=== Information provided ===

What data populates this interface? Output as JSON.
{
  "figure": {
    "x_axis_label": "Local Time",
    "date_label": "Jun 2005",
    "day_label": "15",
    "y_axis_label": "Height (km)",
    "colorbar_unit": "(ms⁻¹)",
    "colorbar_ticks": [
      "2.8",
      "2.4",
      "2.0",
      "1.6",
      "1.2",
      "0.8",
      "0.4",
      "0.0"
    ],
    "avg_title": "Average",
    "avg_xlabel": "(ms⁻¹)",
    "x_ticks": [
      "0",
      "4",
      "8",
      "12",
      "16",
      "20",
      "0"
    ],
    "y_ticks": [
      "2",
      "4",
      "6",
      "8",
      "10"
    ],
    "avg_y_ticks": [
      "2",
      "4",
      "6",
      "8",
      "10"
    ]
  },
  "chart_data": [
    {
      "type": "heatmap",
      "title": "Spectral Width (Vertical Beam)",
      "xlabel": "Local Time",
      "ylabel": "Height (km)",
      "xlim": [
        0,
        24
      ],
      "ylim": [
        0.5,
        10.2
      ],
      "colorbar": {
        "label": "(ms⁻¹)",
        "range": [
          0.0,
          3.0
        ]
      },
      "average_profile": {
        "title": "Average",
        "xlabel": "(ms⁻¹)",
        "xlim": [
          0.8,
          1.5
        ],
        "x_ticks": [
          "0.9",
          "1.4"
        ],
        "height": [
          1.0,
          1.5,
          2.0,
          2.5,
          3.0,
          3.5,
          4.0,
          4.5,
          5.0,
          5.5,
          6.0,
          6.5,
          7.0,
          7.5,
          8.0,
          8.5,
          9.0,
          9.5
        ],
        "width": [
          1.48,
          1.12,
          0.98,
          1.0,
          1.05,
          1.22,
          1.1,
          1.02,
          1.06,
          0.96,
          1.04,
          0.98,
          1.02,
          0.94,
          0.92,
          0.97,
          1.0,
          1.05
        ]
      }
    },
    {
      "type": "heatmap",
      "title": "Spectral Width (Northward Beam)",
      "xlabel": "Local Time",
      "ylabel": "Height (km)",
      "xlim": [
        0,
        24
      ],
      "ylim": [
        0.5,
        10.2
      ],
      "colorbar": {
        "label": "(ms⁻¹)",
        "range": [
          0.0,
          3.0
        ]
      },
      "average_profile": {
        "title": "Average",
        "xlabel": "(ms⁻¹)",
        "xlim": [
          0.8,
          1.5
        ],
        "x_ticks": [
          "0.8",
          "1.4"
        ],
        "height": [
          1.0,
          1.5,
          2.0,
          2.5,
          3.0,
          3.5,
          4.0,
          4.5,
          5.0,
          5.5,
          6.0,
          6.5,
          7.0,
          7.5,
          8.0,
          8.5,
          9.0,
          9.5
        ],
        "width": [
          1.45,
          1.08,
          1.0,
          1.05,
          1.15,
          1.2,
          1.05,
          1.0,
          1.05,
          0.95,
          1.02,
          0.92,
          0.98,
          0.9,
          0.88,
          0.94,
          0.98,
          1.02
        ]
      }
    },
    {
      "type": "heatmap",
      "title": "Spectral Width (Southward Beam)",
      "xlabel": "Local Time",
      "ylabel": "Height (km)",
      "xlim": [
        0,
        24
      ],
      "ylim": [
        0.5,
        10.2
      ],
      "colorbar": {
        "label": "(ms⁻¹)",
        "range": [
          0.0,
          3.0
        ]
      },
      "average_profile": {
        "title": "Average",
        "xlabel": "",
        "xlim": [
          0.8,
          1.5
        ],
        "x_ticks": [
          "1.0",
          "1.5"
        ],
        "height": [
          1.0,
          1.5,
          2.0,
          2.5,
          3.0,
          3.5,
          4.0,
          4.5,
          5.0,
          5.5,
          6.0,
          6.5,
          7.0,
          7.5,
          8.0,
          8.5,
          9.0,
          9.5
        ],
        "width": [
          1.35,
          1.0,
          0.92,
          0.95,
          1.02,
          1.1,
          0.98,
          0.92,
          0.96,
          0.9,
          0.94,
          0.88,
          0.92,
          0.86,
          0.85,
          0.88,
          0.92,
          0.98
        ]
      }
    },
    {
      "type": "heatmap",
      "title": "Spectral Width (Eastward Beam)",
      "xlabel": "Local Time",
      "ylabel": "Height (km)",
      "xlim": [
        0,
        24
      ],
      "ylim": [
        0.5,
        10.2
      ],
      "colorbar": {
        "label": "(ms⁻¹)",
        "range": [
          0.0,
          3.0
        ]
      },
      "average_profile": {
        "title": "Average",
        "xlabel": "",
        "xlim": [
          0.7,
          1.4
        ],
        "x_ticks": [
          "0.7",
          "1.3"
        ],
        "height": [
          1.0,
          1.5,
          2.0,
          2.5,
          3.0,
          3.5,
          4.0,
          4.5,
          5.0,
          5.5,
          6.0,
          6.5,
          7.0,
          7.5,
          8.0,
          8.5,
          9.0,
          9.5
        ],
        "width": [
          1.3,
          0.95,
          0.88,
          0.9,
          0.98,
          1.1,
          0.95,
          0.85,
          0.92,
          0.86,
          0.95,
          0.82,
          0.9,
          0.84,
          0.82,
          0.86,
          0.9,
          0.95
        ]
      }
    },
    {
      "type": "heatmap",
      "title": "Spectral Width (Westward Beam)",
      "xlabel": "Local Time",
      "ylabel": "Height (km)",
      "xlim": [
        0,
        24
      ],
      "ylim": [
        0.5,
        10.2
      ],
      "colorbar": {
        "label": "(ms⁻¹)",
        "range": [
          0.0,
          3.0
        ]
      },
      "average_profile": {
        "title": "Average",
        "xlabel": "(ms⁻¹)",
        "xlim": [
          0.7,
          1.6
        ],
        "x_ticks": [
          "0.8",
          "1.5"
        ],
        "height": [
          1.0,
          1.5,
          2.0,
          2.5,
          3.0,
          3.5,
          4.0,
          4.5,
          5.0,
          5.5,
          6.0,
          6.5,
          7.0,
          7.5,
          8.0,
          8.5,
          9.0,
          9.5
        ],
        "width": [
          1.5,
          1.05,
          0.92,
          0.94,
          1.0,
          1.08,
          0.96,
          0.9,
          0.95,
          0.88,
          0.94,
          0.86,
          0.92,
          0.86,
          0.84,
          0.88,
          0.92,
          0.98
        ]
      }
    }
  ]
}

===

What this task involves: Repeat all entries. Match them exactly.

Expected answer:
What data populates this interface? Output as JSON.
{
  "figure": {
    "x_axis_label": "Local Time",
    "date_label": "Jun 2005",
    "day_label": "15",
    "y_axis_label": "Height (km)",
    "colorbar_unit": "(ms⁻¹)",
    "colorbar_ticks": [
      "2.8",
      "2.4",
      "2.0",
      "1.6",
      "1.2",
      "0.8",
      "0.4",
      "0.0"
    ],
    "avg_title": "Average",
    "avg_xlabel": "(ms⁻¹)",
    "x_ticks": [
      "0",
      "4",
      "8",
      "12",
      "16",
      "20",
      "0"
    ],
    "y_ticks": [
      "2",
      "4",
      "6",
      "8",
      "10"
    ],
    "avg_y_ticks": [
      "2",
      "4",
      "6",
      "8",
      "10"
    ]
  },
  "chart_data": [
    {
      "type": "heatmap",
      "title": "Spectral Width (Vertical Beam)",
      "xlabel": "Local Time",
      "ylabel": "Height (km)",
      "xlim": [
        0,
        24
      ],
      "ylim": [
        0.5,
        10.2
      ],
      "colorbar": {
        "label": "(ms⁻¹)",
        "range": [
          0.0,
          3.0
        ]
      },
      "average_profile": {
        "title": "Average",
        "xlabel": "(ms⁻¹)",
        "xlim": [
          0.8,
          1.5
        ],
        "x_ticks": [
          "0.9",
          "1.4"
        ],
        "height": [
          1.0,
          1.5,
          2.0,
          2.5,
          3.0,
          3.5,
          4.0,
          4.5,
          5.0,
          5.5,
          6.0,
          6.5,
          7.0,
          7.5,
          8.0,
          8.5,
          9.0,
          9.5
        ],
        "width": [
          1.48,
          1.12,
          0.98,
          1.0,
          1.05,
          1.22,
          1.1,
          1.02,
          1.06,
          0.96,
          1.04,
          0.98,
          1.02,
          0.94,
          0.92,
          0.97,
          1.0,
          1.05
        ]
      }
    },
    {
      "type": "heatmap",
      "title": "Spectral Width (Northward Beam)",
      "xlabel": "Local Time",
      "ylabel": "Height (km)",
      "xlim": [
        0,
        24
      ],
      "ylim": [
        0.5,
        10.2
      ],
      "colorbar": {
        "label": "(ms⁻¹)",
        "range": [
          0.0,
          3.0
        ]
      },
      "average_profile": {
        "title": "Average",
        "xlabel": "(ms⁻¹)",
        "xlim": [
          0.8,
          1.5
        ],
        "x_ticks": [
          "0.8",
          "1.4"
        ],
        "height": [
          1.0,
          1.5,
          2.0,
          2.5,
          3.0,
          3.5,
          4.0,
          4.5,
          5.0,
          5.5,
          6.0,
          6.5,
          7.0,
          7.5,
          8.0,
          8.5,
          9.0,
          9.5
        ],
        "width": [
          1.45,
          1.08,
          1.0,
          1.05,
          1.15,
          1.2,
          1.05,
          1.0,
          1.05,
          0.95,
          1.02,
          0.92,
          0.98,
          0.9,
          0.88,
          0.94,
          0.98,
          1.02
        ]
      }
    },
    {
      "type": "heatmap",
      "title": "Spectral Width (Southward Beam)",
      "xlabel": "Local Time",
      "ylabel": "Height (km)",
      "xlim": [
        0,
        24
      ],
      "ylim": [
        0.5,
        10.2
      ],
      "colorbar": {
        "label": "(ms⁻¹)",
        "range": [
          0.0,
          3.0
        ]
      },
      "average_profile": {
        "title": "Average",
        "xlabel": "",
        "xlim": [
          0.8,
          1.5
        ],
        "x_ticks": [
          "1.0",
          "1.5"
        ],
        "height": [
          1.0,
          1.5,
          2.0,
          2.5,
          3.0,
          3.5,
          4.0,
          4.5,
          5.0,
          5.5,
          6.0,
          6.5,
          7.0,
          7.5,
          8.0,
          8.5,
          9.0,
          9.5
        ],
        "width": [
          1.35,
          1.0,
          0.92,
          0.95,
          1.02,
          1.1,
          0.98,
          0.92,
          0.96,
          0.9,
          0.94,
          0.88,
          0.92,
          0.86,
          0.85,
          0.88,
          0.92,
          0.98
        ]
      }
    },
    {
      "type": "heatmap",
      "title": "Spectral Width (Eastward Beam)",
      "xlabel": "Local Time",
      "ylabel": "Height (km)",
      "xlim": [
        0,
        24
      ],
      "ylim": [
        0.5,
        10.2
      ],
      "colorbar": {
        "label": "(ms⁻¹)",
        "range": [
          0.0,
          3.0
        ]
      },
      "average_profile": {
        "title": "Average",
        "xlabel": "",
        "xlim": [
          0.7,
          1.4
        ],
        "x_ticks": [
          "0.7",
          "1.3"
        ],
        "height": [
          1.0,
          1.5,
          2.0,
          2.5,
          3.0,
          3.5,
          4.0,
          4.5,
          5.0,
          5.5,
          6.0,
          6.5,
          7.0,
          7.5,
          8.0,
          8.5,
          9.0,
          9.5
        ],
        "width": [
          1.3,
          0.95,
          0.88,
          0.9,
          0.98,
          1.1,
          0.95,
          0.85,
          0.92,
          0.86,
          0.95,
          0.82,
          0.9,
          0.84,
          0.82,
          0.86,
          0.9,
          0.95
        ]
      }
    },
    {
      "type": "heatmap",
      "title": "Spectral Width (Westward Beam)",
      "xlabel": "Local Time",
      "ylabel": "Height (km)",
      "xlim": [
        0,
        24
      ],
      "ylim": [
        0.5,
        10.2
      ],
      "colorbar": {
        "label": "(ms⁻¹)",
        "range": [
          0.0,
          3.0
        ]
      },
      "average_profile": {
        "title": "Average",
        "xlabel": "(ms⁻¹)",
        "xlim": [
          0.7,
          1.6
        ],
        "x_ticks": [
          "0.8",
          "1.5"
        ],
        "height": [
          1.0,
          1.5,
          2.0,
          2.5,
          3.0,
          3.5,
          4.0,
          4.5,
          5.0,
          5.5,
          6.0,
          6.5,
          7.0,
          7.5,
          8.0,
          8.5,
          9.0,
          9.5
        ],
        "width": [
          1.5,
          1.05,
          0.92,
          0.94,
          1.0,
          1.08,
          0.96,
          0.9,
          0.95,
          0.88,
          0.94,
          0.86,
          0.92,
          0.86,
          0.84,
          0.88,
          0.92,
          0.98
        ]
      }
    }
  ]
}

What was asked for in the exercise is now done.